---------- INFORMATION SHOWN ----------

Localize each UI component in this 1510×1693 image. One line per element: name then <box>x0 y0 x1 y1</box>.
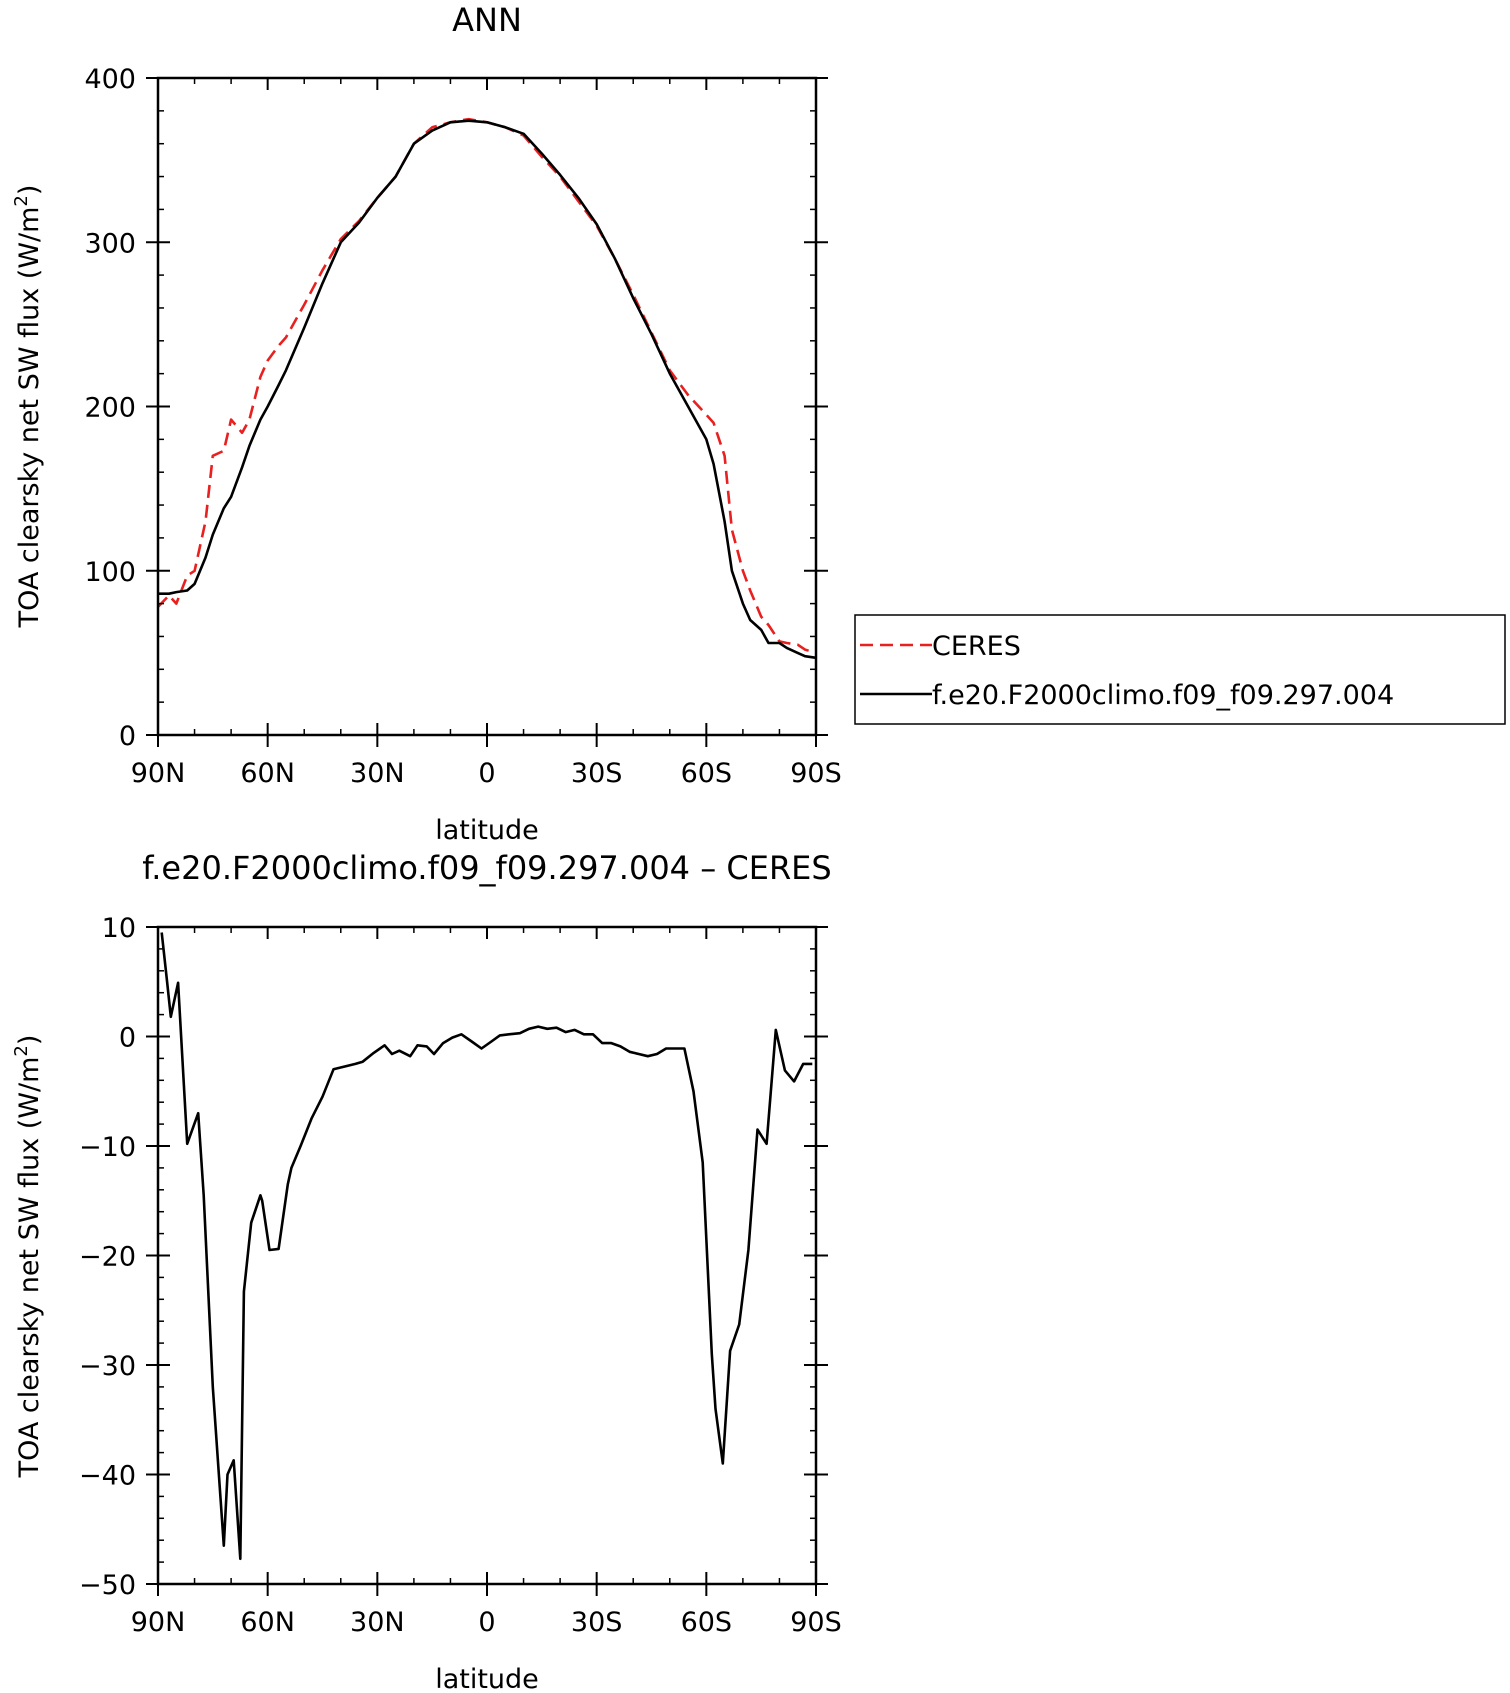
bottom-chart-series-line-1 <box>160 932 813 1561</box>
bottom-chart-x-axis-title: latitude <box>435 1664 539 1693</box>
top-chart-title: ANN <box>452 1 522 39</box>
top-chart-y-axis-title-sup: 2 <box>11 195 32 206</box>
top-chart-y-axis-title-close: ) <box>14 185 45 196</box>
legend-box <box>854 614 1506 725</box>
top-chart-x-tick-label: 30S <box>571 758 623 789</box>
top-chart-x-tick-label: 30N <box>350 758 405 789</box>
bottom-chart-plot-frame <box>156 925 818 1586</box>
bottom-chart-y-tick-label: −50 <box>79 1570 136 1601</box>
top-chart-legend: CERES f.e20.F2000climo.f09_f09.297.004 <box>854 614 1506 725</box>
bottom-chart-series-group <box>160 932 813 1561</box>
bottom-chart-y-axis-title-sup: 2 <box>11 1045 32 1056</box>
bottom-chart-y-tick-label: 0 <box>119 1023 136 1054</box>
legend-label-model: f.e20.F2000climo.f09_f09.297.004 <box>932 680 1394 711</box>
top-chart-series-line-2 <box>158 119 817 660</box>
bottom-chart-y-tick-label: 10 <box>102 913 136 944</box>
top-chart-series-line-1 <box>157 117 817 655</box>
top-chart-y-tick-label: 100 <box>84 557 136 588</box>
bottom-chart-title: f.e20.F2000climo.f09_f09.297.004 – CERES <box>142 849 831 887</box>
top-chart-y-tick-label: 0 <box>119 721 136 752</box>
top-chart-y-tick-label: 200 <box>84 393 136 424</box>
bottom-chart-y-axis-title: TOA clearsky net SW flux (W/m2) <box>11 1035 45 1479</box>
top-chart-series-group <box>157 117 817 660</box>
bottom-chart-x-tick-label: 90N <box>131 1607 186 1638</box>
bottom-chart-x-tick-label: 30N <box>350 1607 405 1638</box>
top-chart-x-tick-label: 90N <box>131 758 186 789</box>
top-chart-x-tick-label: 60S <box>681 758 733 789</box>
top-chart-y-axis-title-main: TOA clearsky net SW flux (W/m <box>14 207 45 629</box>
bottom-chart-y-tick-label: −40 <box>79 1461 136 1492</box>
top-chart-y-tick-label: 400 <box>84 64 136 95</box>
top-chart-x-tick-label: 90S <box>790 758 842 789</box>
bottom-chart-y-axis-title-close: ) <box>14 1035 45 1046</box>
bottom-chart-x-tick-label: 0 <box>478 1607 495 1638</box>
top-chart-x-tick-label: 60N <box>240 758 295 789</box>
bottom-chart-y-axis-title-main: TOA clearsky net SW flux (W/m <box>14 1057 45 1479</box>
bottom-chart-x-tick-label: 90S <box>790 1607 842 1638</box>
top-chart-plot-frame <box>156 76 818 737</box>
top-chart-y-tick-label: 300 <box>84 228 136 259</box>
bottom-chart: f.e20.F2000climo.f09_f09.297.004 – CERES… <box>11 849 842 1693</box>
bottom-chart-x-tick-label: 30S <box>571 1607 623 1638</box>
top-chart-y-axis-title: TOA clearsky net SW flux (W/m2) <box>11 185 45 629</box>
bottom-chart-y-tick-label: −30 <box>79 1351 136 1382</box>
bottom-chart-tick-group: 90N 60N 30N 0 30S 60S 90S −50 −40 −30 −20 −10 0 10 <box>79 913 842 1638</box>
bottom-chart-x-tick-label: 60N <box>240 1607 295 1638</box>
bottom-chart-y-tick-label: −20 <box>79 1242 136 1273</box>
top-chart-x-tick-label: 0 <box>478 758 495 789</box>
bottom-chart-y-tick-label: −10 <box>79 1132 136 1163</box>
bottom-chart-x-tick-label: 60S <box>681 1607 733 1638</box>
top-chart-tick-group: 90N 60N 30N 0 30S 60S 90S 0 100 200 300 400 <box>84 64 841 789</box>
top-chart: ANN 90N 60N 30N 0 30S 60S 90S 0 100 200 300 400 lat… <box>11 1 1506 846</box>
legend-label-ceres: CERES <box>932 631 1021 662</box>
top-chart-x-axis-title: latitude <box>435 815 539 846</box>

----------
---------- INFORMATION SHOWN ----------

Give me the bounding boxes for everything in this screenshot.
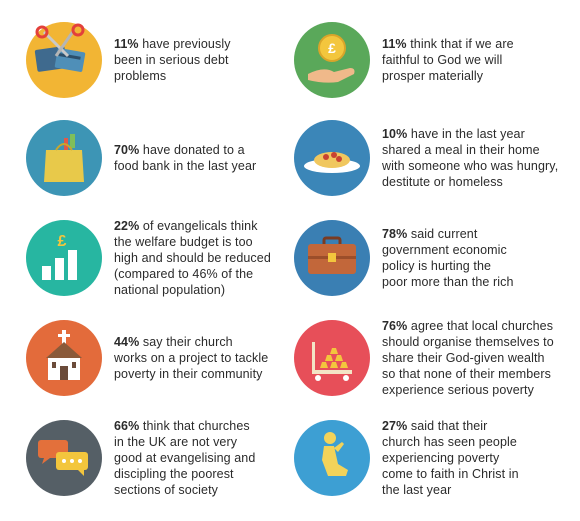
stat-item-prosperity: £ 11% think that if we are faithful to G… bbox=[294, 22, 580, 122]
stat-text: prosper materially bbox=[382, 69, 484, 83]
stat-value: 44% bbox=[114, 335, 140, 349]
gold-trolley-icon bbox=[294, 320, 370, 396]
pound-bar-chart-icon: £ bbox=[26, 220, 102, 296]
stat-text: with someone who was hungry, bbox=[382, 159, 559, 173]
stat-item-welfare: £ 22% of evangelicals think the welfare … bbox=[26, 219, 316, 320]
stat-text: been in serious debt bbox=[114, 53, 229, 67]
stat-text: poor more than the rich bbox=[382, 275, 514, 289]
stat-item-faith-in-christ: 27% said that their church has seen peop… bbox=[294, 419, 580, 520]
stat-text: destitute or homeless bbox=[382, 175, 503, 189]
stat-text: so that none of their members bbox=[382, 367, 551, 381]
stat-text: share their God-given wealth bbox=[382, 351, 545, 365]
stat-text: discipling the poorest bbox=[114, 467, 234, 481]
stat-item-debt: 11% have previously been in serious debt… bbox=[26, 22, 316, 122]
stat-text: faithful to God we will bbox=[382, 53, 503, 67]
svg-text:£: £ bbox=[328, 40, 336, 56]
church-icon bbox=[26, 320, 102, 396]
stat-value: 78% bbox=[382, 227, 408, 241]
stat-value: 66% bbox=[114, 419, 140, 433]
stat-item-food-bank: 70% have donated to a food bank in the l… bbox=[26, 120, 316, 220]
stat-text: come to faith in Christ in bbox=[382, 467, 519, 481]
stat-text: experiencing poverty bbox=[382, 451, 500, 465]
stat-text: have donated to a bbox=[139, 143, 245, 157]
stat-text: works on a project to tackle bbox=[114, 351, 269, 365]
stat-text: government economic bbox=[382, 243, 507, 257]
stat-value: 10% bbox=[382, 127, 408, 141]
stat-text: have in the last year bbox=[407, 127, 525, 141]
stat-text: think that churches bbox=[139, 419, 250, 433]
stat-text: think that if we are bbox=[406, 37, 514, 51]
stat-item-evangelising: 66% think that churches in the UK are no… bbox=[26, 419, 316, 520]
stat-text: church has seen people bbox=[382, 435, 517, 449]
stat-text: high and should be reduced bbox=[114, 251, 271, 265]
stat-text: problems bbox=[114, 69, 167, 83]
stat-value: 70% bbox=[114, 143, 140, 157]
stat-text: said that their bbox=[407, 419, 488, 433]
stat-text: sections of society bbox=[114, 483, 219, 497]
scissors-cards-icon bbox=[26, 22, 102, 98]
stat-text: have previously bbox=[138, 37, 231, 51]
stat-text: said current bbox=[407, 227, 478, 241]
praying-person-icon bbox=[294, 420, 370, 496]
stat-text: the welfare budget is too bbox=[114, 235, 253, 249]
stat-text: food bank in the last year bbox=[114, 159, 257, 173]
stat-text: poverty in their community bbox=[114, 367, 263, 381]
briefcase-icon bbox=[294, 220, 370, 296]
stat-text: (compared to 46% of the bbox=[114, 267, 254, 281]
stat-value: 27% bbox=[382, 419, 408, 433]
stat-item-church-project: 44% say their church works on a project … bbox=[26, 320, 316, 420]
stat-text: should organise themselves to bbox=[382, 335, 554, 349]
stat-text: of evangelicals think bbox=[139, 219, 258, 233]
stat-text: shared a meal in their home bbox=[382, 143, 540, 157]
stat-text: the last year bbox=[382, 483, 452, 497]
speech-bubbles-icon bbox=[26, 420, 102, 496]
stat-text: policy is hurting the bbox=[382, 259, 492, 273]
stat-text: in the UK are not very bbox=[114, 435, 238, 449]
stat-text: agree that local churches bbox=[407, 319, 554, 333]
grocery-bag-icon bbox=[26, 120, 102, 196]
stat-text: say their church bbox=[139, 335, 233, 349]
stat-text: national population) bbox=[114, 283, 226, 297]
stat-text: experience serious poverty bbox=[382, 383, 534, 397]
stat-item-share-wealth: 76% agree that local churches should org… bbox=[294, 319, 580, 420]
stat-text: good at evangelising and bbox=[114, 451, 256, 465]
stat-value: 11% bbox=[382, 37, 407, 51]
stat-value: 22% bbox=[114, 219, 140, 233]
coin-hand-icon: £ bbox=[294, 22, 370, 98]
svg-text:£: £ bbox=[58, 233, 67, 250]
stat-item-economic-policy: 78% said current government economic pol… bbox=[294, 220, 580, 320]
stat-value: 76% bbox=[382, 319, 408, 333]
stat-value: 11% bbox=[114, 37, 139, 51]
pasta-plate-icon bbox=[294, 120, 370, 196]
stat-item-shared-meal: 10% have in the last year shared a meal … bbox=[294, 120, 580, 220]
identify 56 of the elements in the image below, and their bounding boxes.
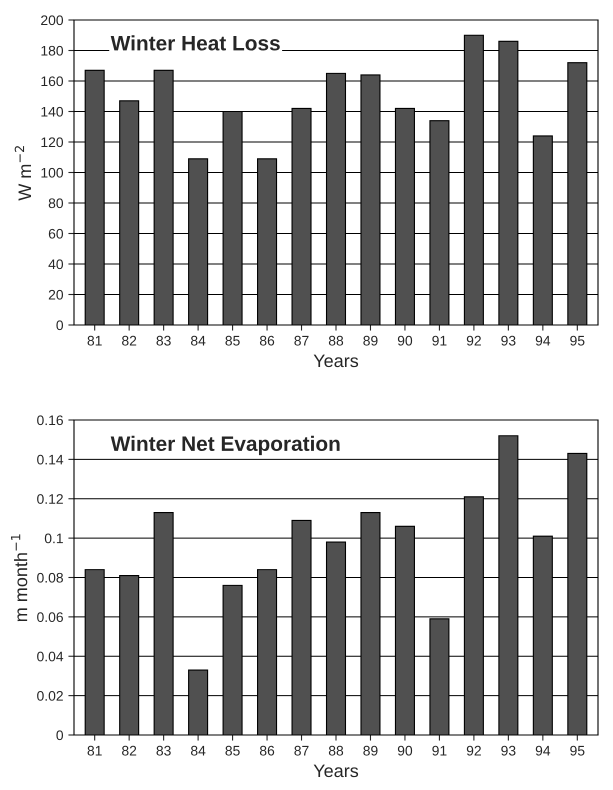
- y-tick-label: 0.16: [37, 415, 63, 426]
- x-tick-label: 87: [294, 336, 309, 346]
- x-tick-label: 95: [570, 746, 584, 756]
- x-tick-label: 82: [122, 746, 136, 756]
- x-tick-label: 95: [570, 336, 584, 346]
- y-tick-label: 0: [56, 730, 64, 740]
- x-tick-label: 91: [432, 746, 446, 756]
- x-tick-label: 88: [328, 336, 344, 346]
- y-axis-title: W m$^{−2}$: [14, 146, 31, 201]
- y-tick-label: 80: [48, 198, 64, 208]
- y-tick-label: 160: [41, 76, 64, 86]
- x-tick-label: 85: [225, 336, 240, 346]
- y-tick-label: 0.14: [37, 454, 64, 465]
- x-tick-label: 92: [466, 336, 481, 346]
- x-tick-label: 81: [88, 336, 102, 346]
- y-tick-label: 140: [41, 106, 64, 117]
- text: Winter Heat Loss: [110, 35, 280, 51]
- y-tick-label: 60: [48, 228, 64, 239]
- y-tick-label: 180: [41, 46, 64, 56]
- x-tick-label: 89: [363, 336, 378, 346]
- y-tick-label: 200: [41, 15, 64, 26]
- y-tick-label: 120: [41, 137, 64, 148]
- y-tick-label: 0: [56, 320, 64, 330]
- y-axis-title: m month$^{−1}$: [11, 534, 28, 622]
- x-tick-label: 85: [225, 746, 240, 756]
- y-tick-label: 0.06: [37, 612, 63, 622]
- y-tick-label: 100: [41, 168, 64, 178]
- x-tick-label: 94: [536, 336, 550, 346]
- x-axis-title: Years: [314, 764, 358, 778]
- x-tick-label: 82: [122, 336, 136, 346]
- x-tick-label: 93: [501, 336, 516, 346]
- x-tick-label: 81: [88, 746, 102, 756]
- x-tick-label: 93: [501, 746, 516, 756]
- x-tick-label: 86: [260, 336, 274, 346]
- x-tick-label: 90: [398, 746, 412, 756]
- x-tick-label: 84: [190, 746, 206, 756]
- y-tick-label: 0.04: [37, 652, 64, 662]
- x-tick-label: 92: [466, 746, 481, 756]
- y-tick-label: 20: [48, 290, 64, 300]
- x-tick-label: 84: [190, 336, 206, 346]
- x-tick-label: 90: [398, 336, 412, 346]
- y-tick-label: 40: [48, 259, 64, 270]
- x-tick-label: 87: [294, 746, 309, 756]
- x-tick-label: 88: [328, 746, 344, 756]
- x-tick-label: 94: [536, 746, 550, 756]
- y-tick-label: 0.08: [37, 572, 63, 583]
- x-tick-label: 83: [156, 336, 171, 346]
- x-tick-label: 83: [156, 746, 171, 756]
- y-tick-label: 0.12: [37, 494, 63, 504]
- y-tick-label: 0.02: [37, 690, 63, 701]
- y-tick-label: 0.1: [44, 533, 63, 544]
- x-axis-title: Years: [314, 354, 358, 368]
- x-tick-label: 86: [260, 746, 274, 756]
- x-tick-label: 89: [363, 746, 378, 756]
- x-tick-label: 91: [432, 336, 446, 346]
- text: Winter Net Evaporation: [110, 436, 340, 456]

----------

### DIRECTIONS
Repeat the entries verbatim, everything from the line containing "stat-item-prosperity: £ 11%" down to the line containing "stat-text: destitute or", with both of those lines included.

### WRITTEN REPLY
stat-item-prosperity: £ 11% think that if we are faithful to G… bbox=[294, 22, 580, 122]
stat-text: prosper materially bbox=[382, 69, 484, 83]
stat-value: 44% bbox=[114, 335, 140, 349]
gold-trolley-icon bbox=[294, 320, 370, 396]
pound-bar-chart-icon: £ bbox=[26, 220, 102, 296]
stat-text: with someone who was hungry, bbox=[382, 159, 559, 173]
stat-item-welfare: £ 22% of evangelicals think the welfare … bbox=[26, 219, 316, 320]
stat-text: been in serious debt bbox=[114, 53, 229, 67]
stat-text: poor more than the rich bbox=[382, 275, 514, 289]
stat-item-faith-in-christ: 27% said that their church has seen peop… bbox=[294, 419, 580, 520]
stat-text: destitute or homeless bbox=[382, 175, 503, 189]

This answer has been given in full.